[Dataset rows about figures]
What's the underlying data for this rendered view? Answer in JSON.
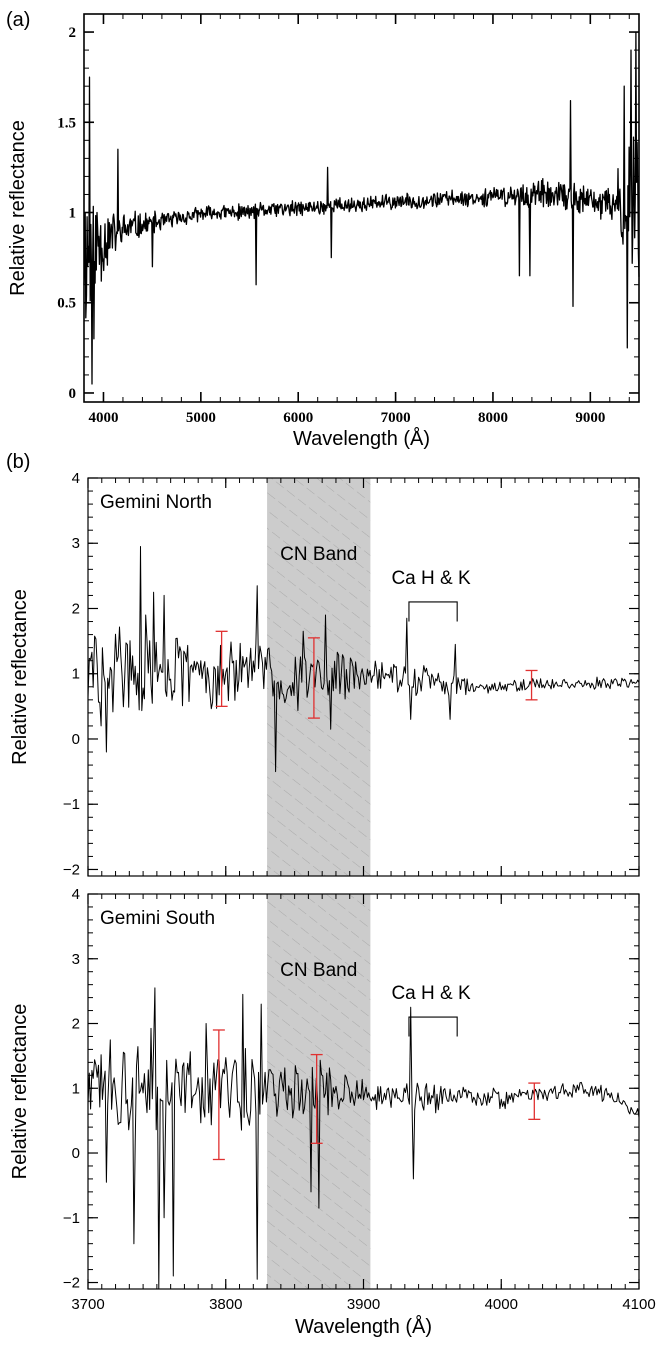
{
  "panels": {
    "a": {
      "letter": "(a)"
    },
    "b": {
      "letter": "(b)"
    }
  },
  "chart_data": [
    {
      "type": "line",
      "panel": "(a)",
      "xlabel": "Wavelength (Å)",
      "ylabel": "Relative reflectance",
      "xlim": [
        3800,
        9500
      ],
      "ylim": [
        -0.05,
        2.1
      ],
      "xticks": [
        4000,
        5000,
        6000,
        7000,
        8000,
        9000
      ],
      "yticks": [
        0,
        0.5,
        1,
        1.5,
        2
      ],
      "yticklabels": [
        "0",
        "0.5",
        "1",
        "1.5",
        "2"
      ],
      "x": [
        3800,
        3900,
        4000,
        4100,
        4200,
        4300,
        4400,
        4500,
        4600,
        4800,
        5000,
        5200,
        5400,
        5600,
        5800,
        6000,
        6200,
        6400,
        6600,
        6800,
        7000,
        7200,
        7400,
        7600,
        7800,
        8000,
        8200,
        8400,
        8600,
        8800,
        9000,
        9200,
        9300,
        9400,
        9500
      ],
      "y": [
        0.78,
        0.82,
        0.85,
        0.88,
        0.9,
        0.92,
        0.93,
        0.94,
        0.95,
        0.97,
        0.99,
        1.0,
        1.0,
        1.01,
        1.02,
        1.02,
        1.03,
        1.04,
        1.04,
        1.05,
        1.06,
        1.06,
        1.07,
        1.08,
        1.08,
        1.09,
        1.09,
        1.1,
        1.09,
        1.08,
        1.06,
        1.04,
        1.03,
        1.05,
        1.15
      ],
      "noise": [
        0.55,
        0.4,
        0.25,
        0.15,
        0.12,
        0.1,
        0.08,
        0.07,
        0.06,
        0.05,
        0.05,
        0.05,
        0.05,
        0.05,
        0.05,
        0.05,
        0.05,
        0.05,
        0.05,
        0.05,
        0.05,
        0.05,
        0.05,
        0.05,
        0.05,
        0.06,
        0.07,
        0.1,
        0.09,
        0.1,
        0.1,
        0.12,
        0.25,
        0.4,
        0.6
      ],
      "spikes": [
        {
          "x": 3860,
          "y": 1.75
        },
        {
          "x": 3880,
          "y": 0.05
        },
        {
          "x": 3900,
          "y": 0.3
        },
        {
          "x": 4150,
          "y": 1.35
        },
        {
          "x": 4500,
          "y": 0.7
        },
        {
          "x": 5570,
          "y": 0.6
        },
        {
          "x": 6300,
          "y": 1.25
        },
        {
          "x": 6340,
          "y": 0.75
        },
        {
          "x": 8270,
          "y": 0.65
        },
        {
          "x": 8380,
          "y": 0.65
        },
        {
          "x": 8800,
          "y": 1.62
        },
        {
          "x": 8820,
          "y": 0.48
        },
        {
          "x": 9350,
          "y": 1.7
        },
        {
          "x": 9380,
          "y": 0.25
        },
        {
          "x": 9420,
          "y": 1.9
        },
        {
          "x": 9470,
          "y": 2.0
        }
      ]
    },
    {
      "type": "line",
      "panel": "(b)",
      "annotation": "Gemini North",
      "xlabel": "",
      "ylabel": "Relative reflectance",
      "xlim": [
        3700,
        4100
      ],
      "ylim": [
        -2.1,
        4.0
      ],
      "xticks": [
        3700,
        3800,
        3900,
        4000,
        4100
      ],
      "yticks": [
        -2,
        -1,
        0,
        1,
        2,
        3,
        4
      ],
      "yticklabels": [
        "−2",
        "−1",
        "0",
        "1",
        "2",
        "3",
        "4"
      ],
      "band": {
        "label": "CN Band",
        "x0": 3830,
        "x1": 3905
      },
      "bracket": {
        "label": "Ca H & K",
        "x0": 3933,
        "x1": 3968,
        "y": 2.1,
        "tick_to": 1.8
      },
      "error_bars": [
        {
          "x": 3797,
          "low": 0.5,
          "high": 1.65
        },
        {
          "x": 3864,
          "low": 0.32,
          "high": 1.55
        },
        {
          "x": 4022,
          "low": 0.6,
          "high": 1.05
        }
      ],
      "x": [
        3700,
        3720,
        3740,
        3760,
        3780,
        3800,
        3820,
        3840,
        3860,
        3880,
        3900,
        3920,
        3940,
        3960,
        3980,
        4000,
        4020,
        4040,
        4060,
        4080,
        4100
      ],
      "y": [
        1.0,
        1.1,
        1.05,
        1.0,
        1.0,
        1.0,
        1.05,
        0.95,
        0.95,
        0.95,
        0.95,
        0.95,
        0.9,
        0.85,
        0.8,
        0.8,
        0.82,
        0.85,
        0.85,
        0.82,
        0.9
      ],
      "noise": [
        0.75,
        0.8,
        0.85,
        0.75,
        0.6,
        0.55,
        0.5,
        0.6,
        0.55,
        0.5,
        0.3,
        0.3,
        0.3,
        0.25,
        0.15,
        0.12,
        0.12,
        0.12,
        0.12,
        0.12,
        0.12
      ],
      "spikes": [
        {
          "x": 3738,
          "y": 2.95
        },
        {
          "x": 3742,
          "y": 1.9
        },
        {
          "x": 3748,
          "y": 2.25
        },
        {
          "x": 3755,
          "y": 2.2
        },
        {
          "x": 3710,
          "y": 0.2
        },
        {
          "x": 3713,
          "y": -0.2
        },
        {
          "x": 3823,
          "y": 2.35
        },
        {
          "x": 3836,
          "y": -0.5
        },
        {
          "x": 3856,
          "y": 1.65
        },
        {
          "x": 3872,
          "y": 1.9
        },
        {
          "x": 3876,
          "y": 0.15
        },
        {
          "x": 3931,
          "y": 1.85
        },
        {
          "x": 3934,
          "y": 0.3
        },
        {
          "x": 3967,
          "y": 1.45
        },
        {
          "x": 3963,
          "y": 0.3
        }
      ]
    },
    {
      "type": "line",
      "panel": "(b)",
      "annotation": "Gemini South",
      "xlabel": "Wavelength (Å)",
      "ylabel": "Relative reflectance",
      "xlim": [
        3700,
        4100
      ],
      "ylim": [
        -2.1,
        4.0
      ],
      "xticks": [
        3700,
        3800,
        3900,
        4000,
        4100
      ],
      "xticklabels": [
        "3700",
        "3800",
        "3900",
        "4000",
        "4100"
      ],
      "yticks": [
        -2,
        -1,
        0,
        1,
        2,
        3,
        4
      ],
      "yticklabels": [
        "−2",
        "−1",
        "0",
        "1",
        "2",
        "3",
        "4"
      ],
      "band": {
        "label": "CN Band",
        "x0": 3830,
        "x1": 3905
      },
      "bracket": {
        "label": "Ca H & K",
        "x0": 3933,
        "x1": 3968,
        "y": 2.1,
        "tick_to": 1.8
      },
      "error_bars": [
        {
          "x": 3795,
          "low": -0.1,
          "high": 1.9
        },
        {
          "x": 3866,
          "low": 0.15,
          "high": 1.52
        },
        {
          "x": 4024,
          "low": 0.52,
          "high": 1.08
        }
      ],
      "x": [
        3700,
        3720,
        3740,
        3760,
        3780,
        3800,
        3820,
        3840,
        3860,
        3880,
        3900,
        3920,
        3940,
        3960,
        3980,
        4000,
        4020,
        4040,
        4060,
        4080,
        4100
      ],
      "y": [
        1.0,
        1.0,
        0.95,
        0.95,
        1.0,
        0.95,
        1.0,
        0.9,
        0.95,
        0.95,
        0.95,
        0.85,
        0.85,
        0.9,
        0.85,
        0.85,
        0.9,
        0.95,
        1.0,
        0.9,
        0.6
      ],
      "noise": [
        0.55,
        0.8,
        1.0,
        0.95,
        0.7,
        0.6,
        0.75,
        0.6,
        0.55,
        0.5,
        0.3,
        0.25,
        0.3,
        0.25,
        0.2,
        0.2,
        0.15,
        0.15,
        0.15,
        0.15,
        0.1
      ],
      "spikes": [
        {
          "x": 3713,
          "y": -0.45
        },
        {
          "x": 3733,
          "y": -1.4
        },
        {
          "x": 3749,
          "y": 2.55
        },
        {
          "x": 3751,
          "y": -2.1
        },
        {
          "x": 3755,
          "y": -1.0
        },
        {
          "x": 3762,
          "y": -1.9
        },
        {
          "x": 3786,
          "y": 2.0
        },
        {
          "x": 3812,
          "y": 2.45
        },
        {
          "x": 3823,
          "y": -1.95
        },
        {
          "x": 3826,
          "y": 2.3
        },
        {
          "x": 3862,
          "y": -0.6
        },
        {
          "x": 3868,
          "y": -0.85
        },
        {
          "x": 3934,
          "y": 2.25
        },
        {
          "x": 3936,
          "y": -0.4
        }
      ]
    }
  ]
}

▸ Given exercise:
Check each line of the entries for the string "high". Copy the lines that have it.

▸ Output of the task:
          "high": 1.65
          "high": 1.55
          "high": 1.05
          "high": 1.9
          "high": 1.52
          "high": 1.08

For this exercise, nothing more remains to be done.